* WHAT TO DO
Each line of the listing must be transcribed exactly, except for the images, which should be excluded.

* EXERCISE INPUT
↓↓↓

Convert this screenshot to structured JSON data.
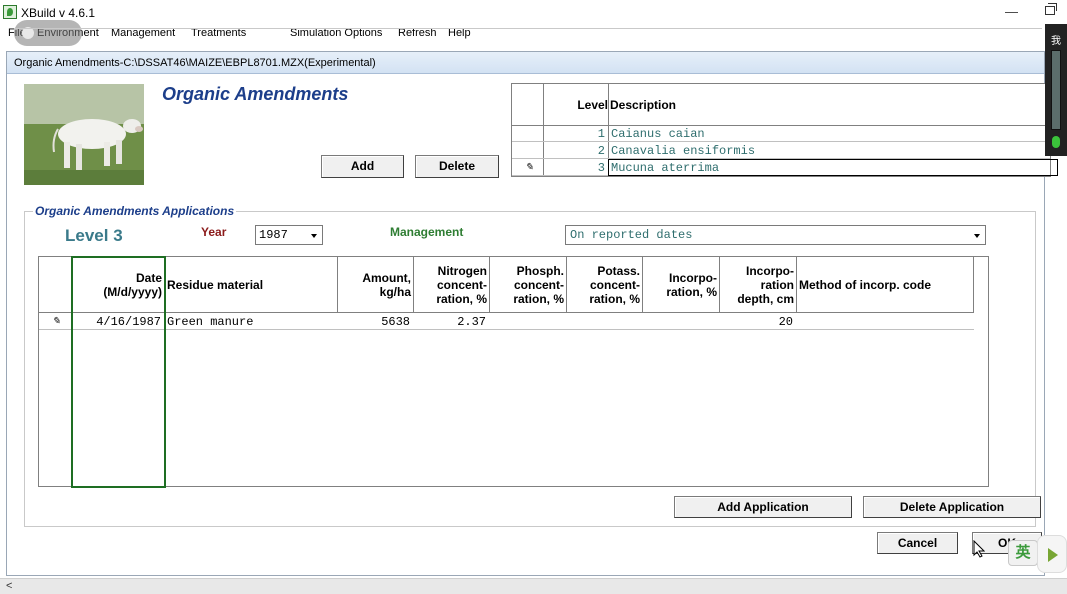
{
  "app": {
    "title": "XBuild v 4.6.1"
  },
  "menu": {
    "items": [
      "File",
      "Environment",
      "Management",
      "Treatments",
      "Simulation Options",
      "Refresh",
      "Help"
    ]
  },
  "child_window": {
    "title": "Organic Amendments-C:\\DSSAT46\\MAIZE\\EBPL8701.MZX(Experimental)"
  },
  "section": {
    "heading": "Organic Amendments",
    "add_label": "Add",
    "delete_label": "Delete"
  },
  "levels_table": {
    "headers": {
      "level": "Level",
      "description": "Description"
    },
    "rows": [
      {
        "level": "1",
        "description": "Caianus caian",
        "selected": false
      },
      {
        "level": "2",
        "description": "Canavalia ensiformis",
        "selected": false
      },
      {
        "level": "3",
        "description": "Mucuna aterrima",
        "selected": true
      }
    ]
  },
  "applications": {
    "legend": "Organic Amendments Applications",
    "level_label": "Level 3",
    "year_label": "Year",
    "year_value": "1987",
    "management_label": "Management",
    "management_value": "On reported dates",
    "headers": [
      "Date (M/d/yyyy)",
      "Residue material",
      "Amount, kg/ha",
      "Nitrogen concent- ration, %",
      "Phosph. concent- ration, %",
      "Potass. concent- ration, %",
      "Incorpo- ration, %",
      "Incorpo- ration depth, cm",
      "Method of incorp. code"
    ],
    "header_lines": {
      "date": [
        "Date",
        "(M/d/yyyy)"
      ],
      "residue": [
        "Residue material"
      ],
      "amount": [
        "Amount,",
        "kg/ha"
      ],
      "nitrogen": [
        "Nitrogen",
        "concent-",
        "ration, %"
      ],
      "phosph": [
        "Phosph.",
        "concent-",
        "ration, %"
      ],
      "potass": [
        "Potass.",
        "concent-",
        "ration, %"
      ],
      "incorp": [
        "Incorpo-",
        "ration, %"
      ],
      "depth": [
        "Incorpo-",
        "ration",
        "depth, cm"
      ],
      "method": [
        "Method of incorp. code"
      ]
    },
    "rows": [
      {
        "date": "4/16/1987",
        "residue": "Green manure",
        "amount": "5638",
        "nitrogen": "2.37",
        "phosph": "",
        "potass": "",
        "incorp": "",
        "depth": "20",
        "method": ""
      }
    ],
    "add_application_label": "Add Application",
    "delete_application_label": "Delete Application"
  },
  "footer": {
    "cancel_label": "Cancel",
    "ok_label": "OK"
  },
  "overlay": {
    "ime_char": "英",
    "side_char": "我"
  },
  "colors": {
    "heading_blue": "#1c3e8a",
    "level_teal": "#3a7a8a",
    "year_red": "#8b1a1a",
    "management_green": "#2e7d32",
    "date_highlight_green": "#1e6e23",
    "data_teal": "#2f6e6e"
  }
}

↑↑↑

* SOLUTION TO THIS TASK
Convert this screenshot to structured JSON data.
{
  "app": {
    "title": "XBuild v 4.6.1"
  },
  "menu": {
    "items": [
      "File",
      "Environment",
      "Management",
      "Treatments",
      "Simulation Options",
      "Refresh",
      "Help"
    ]
  },
  "child_window": {
    "title": "Organic Amendments-C:\\DSSAT46\\MAIZE\\EBPL8701.MZX(Experimental)"
  },
  "section": {
    "heading": "Organic Amendments",
    "add_label": "Add",
    "delete_label": "Delete"
  },
  "levels_table": {
    "headers": {
      "level": "Level",
      "description": "Description"
    },
    "rows": [
      {
        "level": "1",
        "description": "Caianus caian",
        "selected": false
      },
      {
        "level": "2",
        "description": "Canavalia ensiformis",
        "selected": false
      },
      {
        "level": "3",
        "description": "Mucuna aterrima",
        "selected": true
      }
    ]
  },
  "applications": {
    "legend": "Organic Amendments Applications",
    "level_label": "Level 3",
    "year_label": "Year",
    "year_value": "1987",
    "management_label": "Management",
    "management_value": "On reported dates",
    "headers": [
      "Date (M/d/yyyy)",
      "Residue material",
      "Amount, kg/ha",
      "Nitrogen concent- ration, %",
      "Phosph. concent- ration, %",
      "Potass. concent- ration, %",
      "Incorpo- ration, %",
      "Incorpo- ration depth, cm",
      "Method of incorp. code"
    ],
    "header_lines": {
      "date": [
        "Date",
        "(M/d/yyyy)"
      ],
      "residue": [
        "Residue material"
      ],
      "amount": [
        "Amount,",
        "kg/ha"
      ],
      "nitrogen": [
        "Nitrogen",
        "concent-",
        "ration, %"
      ],
      "phosph": [
        "Phosph.",
        "concent-",
        "ration, %"
      ],
      "potass": [
        "Potass.",
        "concent-",
        "ration, %"
      ],
      "incorp": [
        "Incorpo-",
        "ration, %"
      ],
      "depth": [
        "Incorpo-",
        "ration",
        "depth, cm"
      ],
      "method": [
        "Method of incorp. code"
      ]
    },
    "rows": [
      {
        "date": "4/16/1987",
        "residue": "Green manure",
        "amount": "5638",
        "nitrogen": "2.37",
        "phosph": "",
        "potass": "",
        "incorp": "",
        "depth": "20",
        "method": ""
      }
    ],
    "add_application_label": "Add Application",
    "delete_application_label": "Delete Application"
  },
  "footer": {
    "cancel_label": "Cancel",
    "ok_label": "OK"
  },
  "overlay": {
    "ime_char": "英",
    "side_char": "我"
  },
  "colors": {
    "heading_blue": "#1c3e8a",
    "level_teal": "#3a7a8a",
    "year_red": "#8b1a1a",
    "management_green": "#2e7d32",
    "date_highlight_green": "#1e6e23",
    "data_teal": "#2f6e6e"
  }
}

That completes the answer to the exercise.